What you need to do
Reproduce the records below exactly as they appear, omitting any pictures they contain.

Working data
▶
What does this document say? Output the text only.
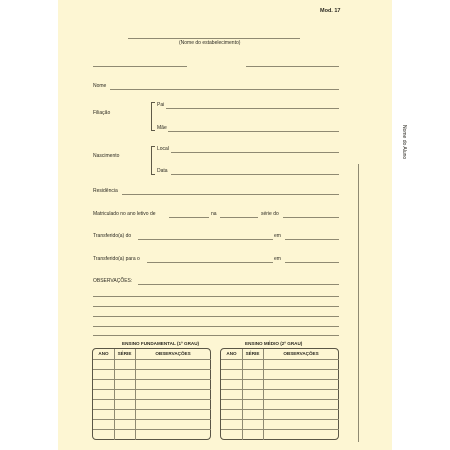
Mod. 17
(Nome do estabelecimento)
Nome
Filiação
Pai
Mãe
Nascimento
Local
Data
Residência
Matriculado no ano letivo de	na	série do
Transferido(a) do	em
Transferido(a) para o	em
OBSERVAÇÕES:
ENSINO FUNDAMENTAL (1º GRAU)
ANO	SÉRIE	OBSERVAÇÕES
ENSINO MÉDIO (2º GRAU)
ANO	SÉRIE	OBSERVAÇÕES
Nome do Aluno
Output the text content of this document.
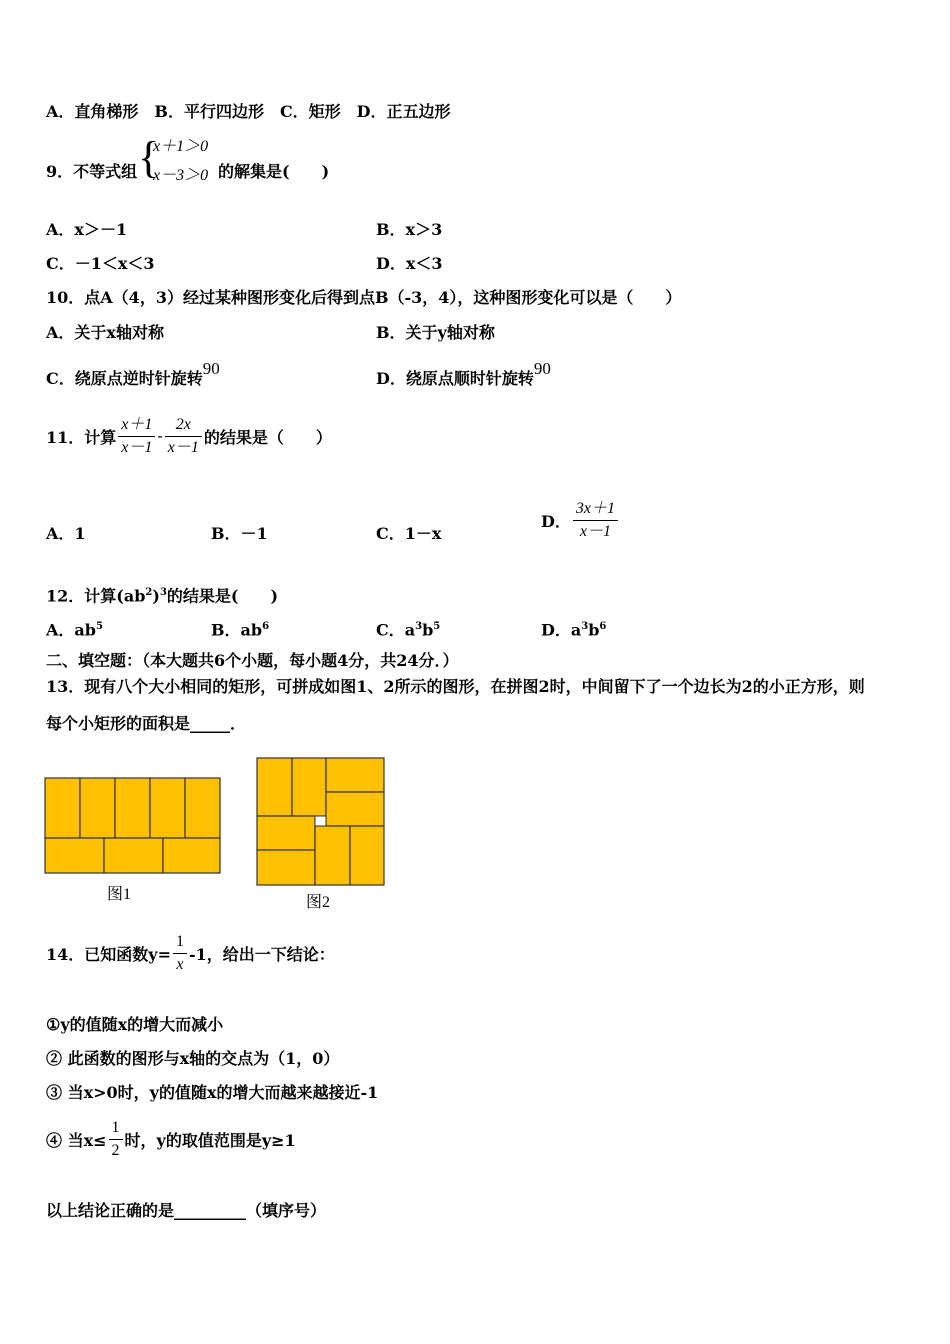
A．直角梯形　B．平行四边形　C．矩形　D．正五边形
9．不等式组 {
x＋1＞0
x－3＞0 的解集是(　　)
A．x＞－1	B．x＞3
C．－1＜x＜3	D．x＜3
10．点A（4，3）经过某种图形变化后得到点B（-3，4），这种图形变化可以是（　　）
A．关于x轴对称	B．关于y轴对称
C．绕原点逆时针旋转90
D．绕原点顺时针旋转90
11．计算 $\frac{x+1}{x-1} - \frac{2x}{x-1}$ 的结果是（　　）
A．1	B．－1	C．1－x
D． $\frac{3x+1}{x-1}$
12．计算$(ab^2)^3$的结果是(　　)
A．$ab^5$	B．$ab^6$	C．$a^3b^5$	D．$a^3b^6$
二、填空题：（本大题共6个小题，每小题4分，共24分．）
13．现有八个大小相同的矩形，可拼成如图1、2所示的图形，在拼图2时，中间留下了一个边长为2的小正方形，则
每个小矩形的面积是_____．
图1	图2
14．已知函数$y= \frac{1}{x} -1$，给出一下结论：
①y的值随x的增大而减小
② 此函数的图形与x轴的交点为（1，0）
③ 当x>0时，y的值随x的增大而越来越接近-1
④ 当$x\le \frac{1}{2}$ 时，y的取值范围是y≥1
以上结论正确的是_________（填序号）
◀
Solution to this exercise
What does this document say? Output the text only.
Mod. 17
(Nome do estabelecimento)
Nome
Filiação
Pai
Mãe
Nascimento
Local
Data
Residência
Matriculado no ano letivo de	na	série do
Transferido(a) do	em
Transferido(a) para o	em
OBSERVAÇÕES:
ENSINO FUNDAMENTAL (1º GRAU)
ANO	SÉRIE	OBSERVAÇÕES
ENSINO MÉDIO (2º GRAU)
ANO	SÉRIE	OBSERVAÇÕES
Nome do Aluno
Output the text content of this document.
A．直角梯形　B．平行四边形　C．矩形　D．正五边形
9．不等式组 {
x＋1＞0
x－3＞0 的解集是(　　)
A．x＞－1	B．x＞3
C．－1＜x＜3	D．x＜3
10．点A（4，3）经过某种图形变化后得到点B（-3，4），这种图形变化可以是（　　）
A．关于x轴对称	B．关于y轴对称
C．绕原点逆时针旋转90
D．绕原点顺时针旋转90
11．计算 $\frac{x+1}{x-1} - \frac{2x}{x-1}$ 的结果是（　　）
A．1	B．－1	C．1－x
D． $\frac{3x+1}{x-1}$
12．计算$(ab^2)^3$的结果是(　　)
A．$ab^5$	B．$ab^6$	C．$a^3b^5$	D．$a^3b^6$
二、填空题：（本大题共6个小题，每小题4分，共24分．）
13．现有八个大小相同的矩形，可拼成如图1、2所示的图形，在拼图2时，中间留下了一个边长为2的小正方形，则
每个小矩形的面积是_____．
图1	图2
14．已知函数$y= \frac{1}{x} -1$，给出一下结论：
①y的值随x的增大而减小
② 此函数的图形与x轴的交点为（1，0）
③ 当x>0时，y的值随x的增大而越来越接近-1
④ 当$x\le \frac{1}{2}$ 时，y的取值范围是y≥1
以上结论正确的是_________（填序号）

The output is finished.